DATA SUPPLIED
▬▬▬▬▬▬▬▬▬▬

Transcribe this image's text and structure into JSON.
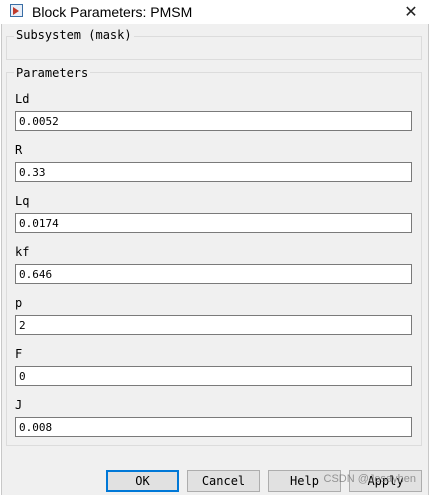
{
  "window": {
    "title": "Block Parameters: PMSM",
    "close_glyph": "✕"
  },
  "subsystem": {
    "label": "Subsystem (mask)"
  },
  "parameters": {
    "label": "Parameters",
    "fields": [
      {
        "label": "Ld",
        "value": "0.0052"
      },
      {
        "label": "R",
        "value": "0.33"
      },
      {
        "label": "Lq",
        "value": "0.0174"
      },
      {
        "label": "kf",
        "value": "0.646"
      },
      {
        "label": "p",
        "value": "2"
      },
      {
        "label": "F",
        "value": "0"
      },
      {
        "label": "J",
        "value": "0.008"
      }
    ]
  },
  "buttons": {
    "ok": "OK",
    "cancel": "Cancel",
    "help": "Help",
    "apply": "Apply"
  },
  "watermark": "CSDN @Jesayhen"
}
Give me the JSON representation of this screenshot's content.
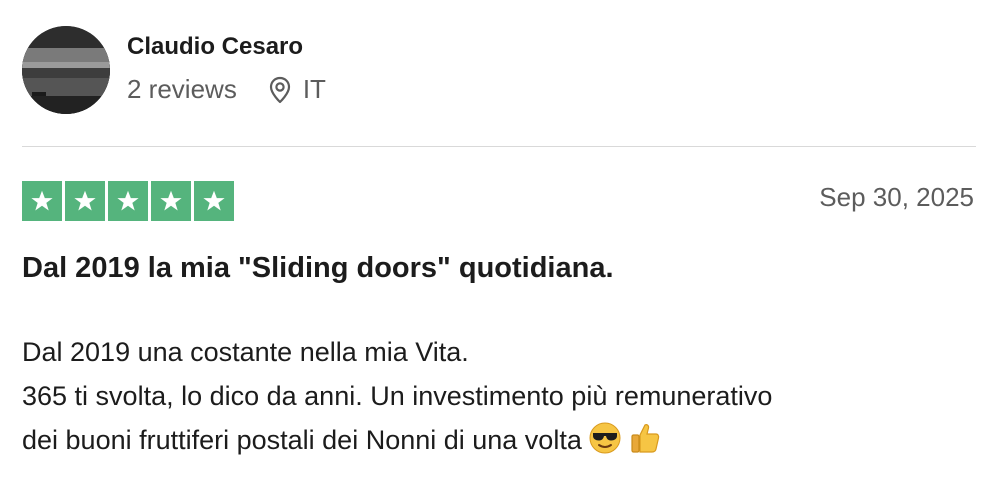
{
  "reviewer": {
    "name": "Claudio Cesaro",
    "reviews": "2 reviews",
    "location_icon": "location-pin-icon",
    "country": "IT"
  },
  "review": {
    "rating": 5,
    "max_rating": 5,
    "star_color": "#55b47d",
    "date": "Sep 30, 2025",
    "title": "Dal 2019 la mia \"Sliding doors\" quotidiana.",
    "body_lines": [
      "Dal 2019 una costante nella mia Vita.",
      "365 ti svolta, lo dico da anni. Un investimento più remunerativo",
      "dei buoni fruttiferi postali dei Nonni di una volta"
    ],
    "emojis": [
      "sunglasses-face-emoji",
      "thumbs-up-emoji"
    ]
  }
}
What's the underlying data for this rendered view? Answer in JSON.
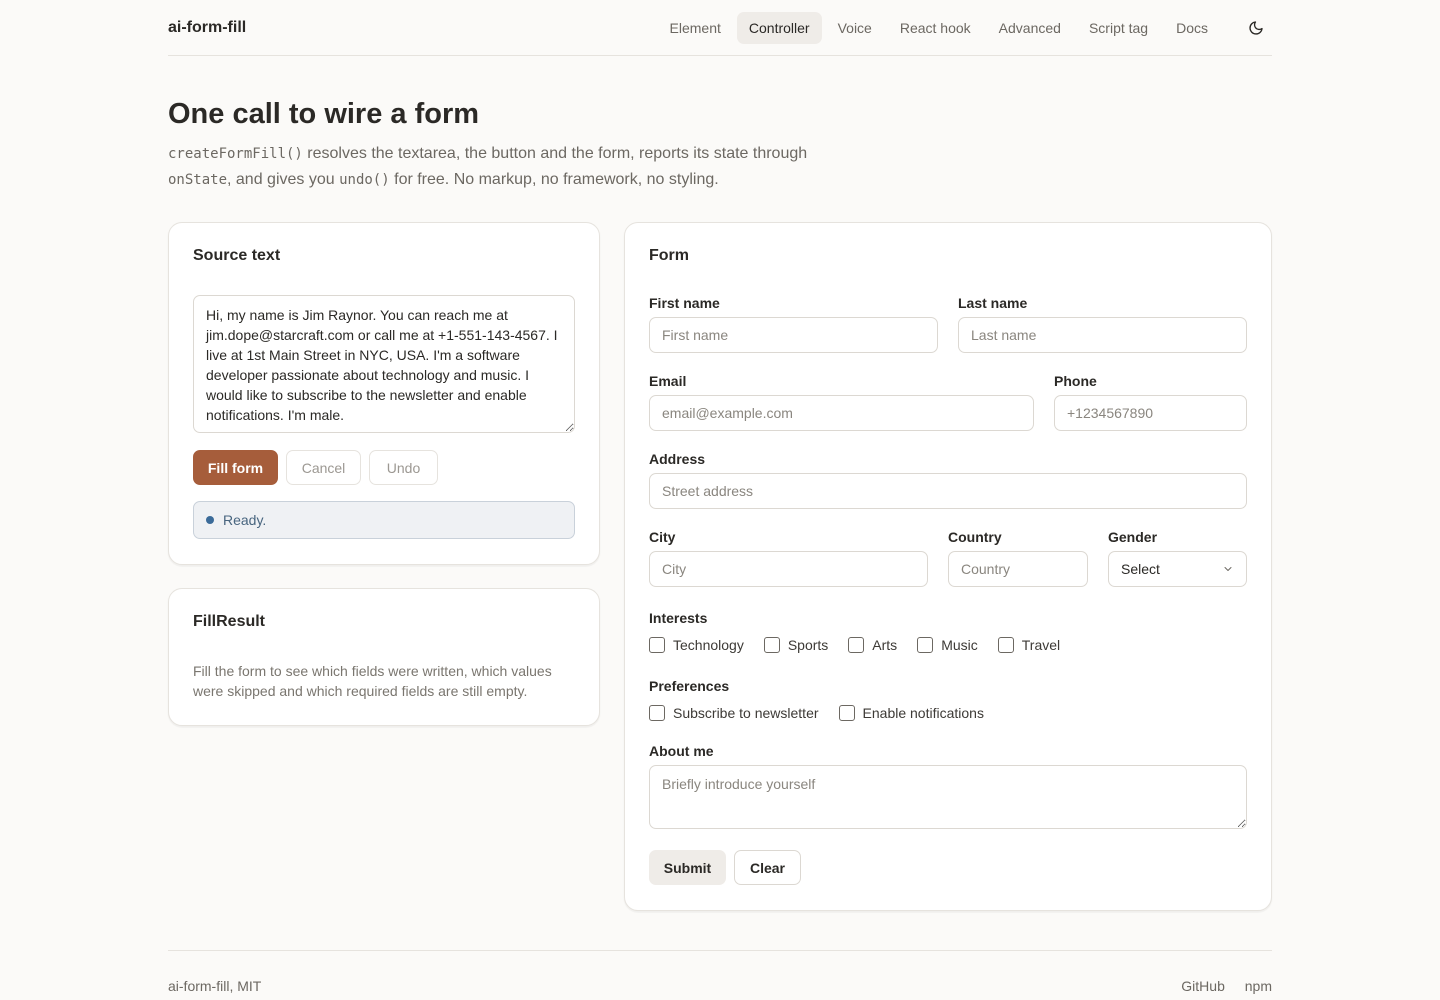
{
  "brand": "ai-form-fill",
  "nav": {
    "items": [
      {
        "label": "Element"
      },
      {
        "label": "Controller"
      },
      {
        "label": "Voice"
      },
      {
        "label": "React hook"
      },
      {
        "label": "Advanced"
      },
      {
        "label": "Script tag"
      },
      {
        "label": "Docs"
      }
    ],
    "active": "Controller",
    "theme_icon": "moon-icon"
  },
  "hero": {
    "title": "One call to wire a form",
    "code_create": "createFormFill()",
    "text_1": " resolves the textarea, the button and the form, reports its state through ",
    "code_onstate": "onState",
    "text_2": ", and gives you ",
    "code_undo": "undo()",
    "text_3": " for free. No markup, no framework, no styling."
  },
  "source": {
    "title": "Source text",
    "text": "Hi, my name is Jim Raynor. You can reach me at jim.dope@starcraft.com or call me at +1-551-143-4567. I live at 1st Main Street in NYC, USA. I'm a software developer passionate about technology and music. I would like to subscribe to the newsletter and enable notifications. I'm male.",
    "fill_label": "Fill form",
    "cancel_label": "Cancel",
    "undo_label": "Undo",
    "status": "Ready.",
    "status_color": "#3b6b99"
  },
  "result": {
    "title": "FillResult",
    "description": "Fill the form to see which fields were written, which values were skipped and which required fields are still empty."
  },
  "form": {
    "title": "Form",
    "first_name": {
      "label": "First name",
      "placeholder": "First name"
    },
    "last_name": {
      "label": "Last name",
      "placeholder": "Last name"
    },
    "email": {
      "label": "Email",
      "placeholder": "email@example.com"
    },
    "phone": {
      "label": "Phone",
      "placeholder": "+1234567890"
    },
    "address": {
      "label": "Address",
      "placeholder": "Street address"
    },
    "city": {
      "label": "City",
      "placeholder": "City"
    },
    "country": {
      "label": "Country",
      "placeholder": "Country"
    },
    "gender": {
      "label": "Gender",
      "value": "Select"
    },
    "interests": {
      "label": "Interests",
      "options": [
        "Technology",
        "Sports",
        "Arts",
        "Music",
        "Travel"
      ]
    },
    "preferences": {
      "label": "Preferences",
      "options": [
        "Subscribe to newsletter",
        "Enable notifications"
      ]
    },
    "about": {
      "label": "About me",
      "placeholder": "Briefly introduce yourself"
    },
    "submit_label": "Submit",
    "clear_label": "Clear"
  },
  "footer": {
    "left": "ai-form-fill, MIT",
    "links": [
      "GitHub",
      "npm"
    ]
  },
  "colors": {
    "accent": "#a65d3b",
    "background": "#fbfaf8"
  }
}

▬▬▬▬▬▬▬▬▬▬

EXERCISE OBJECTIVE
Set down every entry word for word, but omit the pictures.

SOLUTION TO THE EXERCISE
Transcribe this image's text and structure into JSON.
{
  "window": {
    "title": "Block Parameters: PMSM",
    "close_glyph": "✕"
  },
  "subsystem": {
    "label": "Subsystem (mask)"
  },
  "parameters": {
    "label": "Parameters",
    "fields": [
      {
        "label": "Ld",
        "value": "0.0052"
      },
      {
        "label": "R",
        "value": "0.33"
      },
      {
        "label": "Lq",
        "value": "0.0174"
      },
      {
        "label": "kf",
        "value": "0.646"
      },
      {
        "label": "p",
        "value": "2"
      },
      {
        "label": "F",
        "value": "0"
      },
      {
        "label": "J",
        "value": "0.008"
      }
    ]
  },
  "buttons": {
    "ok": "OK",
    "cancel": "Cancel",
    "help": "Help",
    "apply": "Apply"
  },
  "watermark": "CSDN @Jesayhen"
}
Give me the JSON representation of this screenshot's content.
{
  "reviewer": {
    "name": "Claudio Cesaro",
    "reviews": "2 reviews",
    "location_icon": "location-pin-icon",
    "country": "IT"
  },
  "review": {
    "rating": 5,
    "max_rating": 5,
    "star_color": "#55b47d",
    "date": "Sep 30, 2025",
    "title": "Dal 2019 la mia \"Sliding doors\" quotidiana.",
    "body_lines": [
      "Dal 2019 una costante nella mia Vita.",
      "365 ti svolta, lo dico da anni. Un investimento più remunerativo",
      "dei buoni fruttiferi postali dei Nonni di una volta"
    ],
    "emojis": [
      "sunglasses-face-emoji",
      "thumbs-up-emoji"
    ]
  }
}
What's the underlying data for this rendered view? Answer in JSON.
{
  "brand": "ai-form-fill",
  "nav": {
    "items": [
      {
        "label": "Element"
      },
      {
        "label": "Controller"
      },
      {
        "label": "Voice"
      },
      {
        "label": "React hook"
      },
      {
        "label": "Advanced"
      },
      {
        "label": "Script tag"
      },
      {
        "label": "Docs"
      }
    ],
    "active": "Controller",
    "theme_icon": "moon-icon"
  },
  "hero": {
    "title": "One call to wire a form",
    "code_create": "createFormFill()",
    "text_1": " resolves the textarea, the button and the form, reports its state through ",
    "code_onstate": "onState",
    "text_2": ", and gives you ",
    "code_undo": "undo()",
    "text_3": " for free. No markup, no framework, no styling."
  },
  "source": {
    "title": "Source text",
    "text": "Hi, my name is Jim Raynor. You can reach me at jim.dope@starcraft.com or call me at +1-551-143-4567. I live at 1st Main Street in NYC, USA. I'm a software developer passionate about technology and music. I would like to subscribe to the newsletter and enable notifications. I'm male.",
    "fill_label": "Fill form",
    "cancel_label": "Cancel",
    "undo_label": "Undo",
    "status": "Ready.",
    "status_color": "#3b6b99"
  },
  "result": {
    "title": "FillResult",
    "description": "Fill the form to see which fields were written, which values were skipped and which required fields are still empty."
  },
  "form": {
    "title": "Form",
    "first_name": {
      "label": "First name",
      "placeholder": "First name"
    },
    "last_name": {
      "label": "Last name",
      "placeholder": "Last name"
    },
    "email": {
      "label": "Email",
      "placeholder": "email@example.com"
    },
    "phone": {
      "label": "Phone",
      "placeholder": "+1234567890"
    },
    "address": {
      "label": "Address",
      "placeholder": "Street address"
    },
    "city": {
      "label": "City",
      "placeholder": "City"
    },
    "country": {
      "label": "Country",
      "placeholder": "Country"
    },
    "gender": {
      "label": "Gender",
      "value": "Select"
    },
    "interests": {
      "label": "Interests",
      "options": [
        "Technology",
        "Sports",
        "Arts",
        "Music",
        "Travel"
      ]
    },
    "preferences": {
      "label": "Preferences",
      "options": [
        "Subscribe to newsletter",
        "Enable notifications"
      ]
    },
    "about": {
      "label": "About me",
      "placeholder": "Briefly introduce yourself"
    },
    "submit_label": "Submit",
    "clear_label": "Clear"
  },
  "footer": {
    "left": "ai-form-fill, MIT",
    "links": [
      "GitHub",
      "npm"
    ]
  },
  "colors": {
    "accent": "#a65d3b",
    "background": "#fbfaf8"
  }
}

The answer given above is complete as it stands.